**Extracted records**
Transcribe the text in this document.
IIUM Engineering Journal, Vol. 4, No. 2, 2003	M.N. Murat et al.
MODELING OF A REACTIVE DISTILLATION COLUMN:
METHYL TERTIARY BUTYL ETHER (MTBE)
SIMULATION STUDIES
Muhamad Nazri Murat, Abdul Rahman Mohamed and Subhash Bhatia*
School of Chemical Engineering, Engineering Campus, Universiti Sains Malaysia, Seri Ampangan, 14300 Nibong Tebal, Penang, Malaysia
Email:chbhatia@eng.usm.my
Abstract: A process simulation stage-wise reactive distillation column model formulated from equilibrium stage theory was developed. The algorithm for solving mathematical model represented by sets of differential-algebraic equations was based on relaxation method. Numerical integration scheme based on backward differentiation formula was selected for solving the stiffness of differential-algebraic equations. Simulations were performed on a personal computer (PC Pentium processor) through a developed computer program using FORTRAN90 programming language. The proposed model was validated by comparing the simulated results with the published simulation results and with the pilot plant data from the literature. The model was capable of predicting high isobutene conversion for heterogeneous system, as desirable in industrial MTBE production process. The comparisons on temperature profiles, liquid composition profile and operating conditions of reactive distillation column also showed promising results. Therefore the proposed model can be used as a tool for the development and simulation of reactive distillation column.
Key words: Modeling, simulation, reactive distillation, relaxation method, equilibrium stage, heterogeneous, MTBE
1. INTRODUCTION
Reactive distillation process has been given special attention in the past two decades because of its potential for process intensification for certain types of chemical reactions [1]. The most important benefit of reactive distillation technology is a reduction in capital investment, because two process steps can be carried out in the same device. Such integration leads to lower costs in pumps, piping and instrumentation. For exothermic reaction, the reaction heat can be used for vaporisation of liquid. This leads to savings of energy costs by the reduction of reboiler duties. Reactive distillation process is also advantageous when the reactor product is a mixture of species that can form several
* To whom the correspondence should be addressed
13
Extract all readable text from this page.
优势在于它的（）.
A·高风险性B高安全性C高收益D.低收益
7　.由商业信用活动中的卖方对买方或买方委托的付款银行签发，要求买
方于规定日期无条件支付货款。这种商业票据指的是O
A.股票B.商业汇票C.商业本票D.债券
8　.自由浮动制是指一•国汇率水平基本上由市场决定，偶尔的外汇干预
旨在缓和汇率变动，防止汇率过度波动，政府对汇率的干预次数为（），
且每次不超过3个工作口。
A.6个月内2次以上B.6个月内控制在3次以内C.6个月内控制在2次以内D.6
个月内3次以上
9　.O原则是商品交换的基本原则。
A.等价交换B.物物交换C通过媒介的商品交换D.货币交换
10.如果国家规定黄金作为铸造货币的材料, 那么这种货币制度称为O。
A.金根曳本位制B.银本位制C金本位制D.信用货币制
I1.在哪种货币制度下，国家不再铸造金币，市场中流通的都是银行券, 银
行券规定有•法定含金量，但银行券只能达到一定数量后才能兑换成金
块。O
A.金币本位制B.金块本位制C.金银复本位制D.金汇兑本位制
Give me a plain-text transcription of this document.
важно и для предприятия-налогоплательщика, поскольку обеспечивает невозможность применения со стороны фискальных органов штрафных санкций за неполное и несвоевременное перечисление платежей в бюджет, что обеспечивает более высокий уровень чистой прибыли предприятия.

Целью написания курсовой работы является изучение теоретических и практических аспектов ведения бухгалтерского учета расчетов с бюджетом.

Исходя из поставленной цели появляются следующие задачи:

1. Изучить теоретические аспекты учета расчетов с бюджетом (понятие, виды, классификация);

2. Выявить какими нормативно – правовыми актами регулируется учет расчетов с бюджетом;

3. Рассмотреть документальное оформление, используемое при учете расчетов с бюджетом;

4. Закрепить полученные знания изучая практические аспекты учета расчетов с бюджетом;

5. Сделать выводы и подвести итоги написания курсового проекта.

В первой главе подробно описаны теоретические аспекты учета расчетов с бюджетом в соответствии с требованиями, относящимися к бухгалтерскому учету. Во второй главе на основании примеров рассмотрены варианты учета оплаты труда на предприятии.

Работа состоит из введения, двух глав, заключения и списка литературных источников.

**Goal**
Look through the data above. Copy every line with the string "Murat" in it.

**Answer to this task**
IIUM Engineering Journal, Vol. 4, No. 2, 2003	M.N. Murat et al.
Muhamad Nazri Murat, Abdul Rahman Mohamed and Subhash Bhatia*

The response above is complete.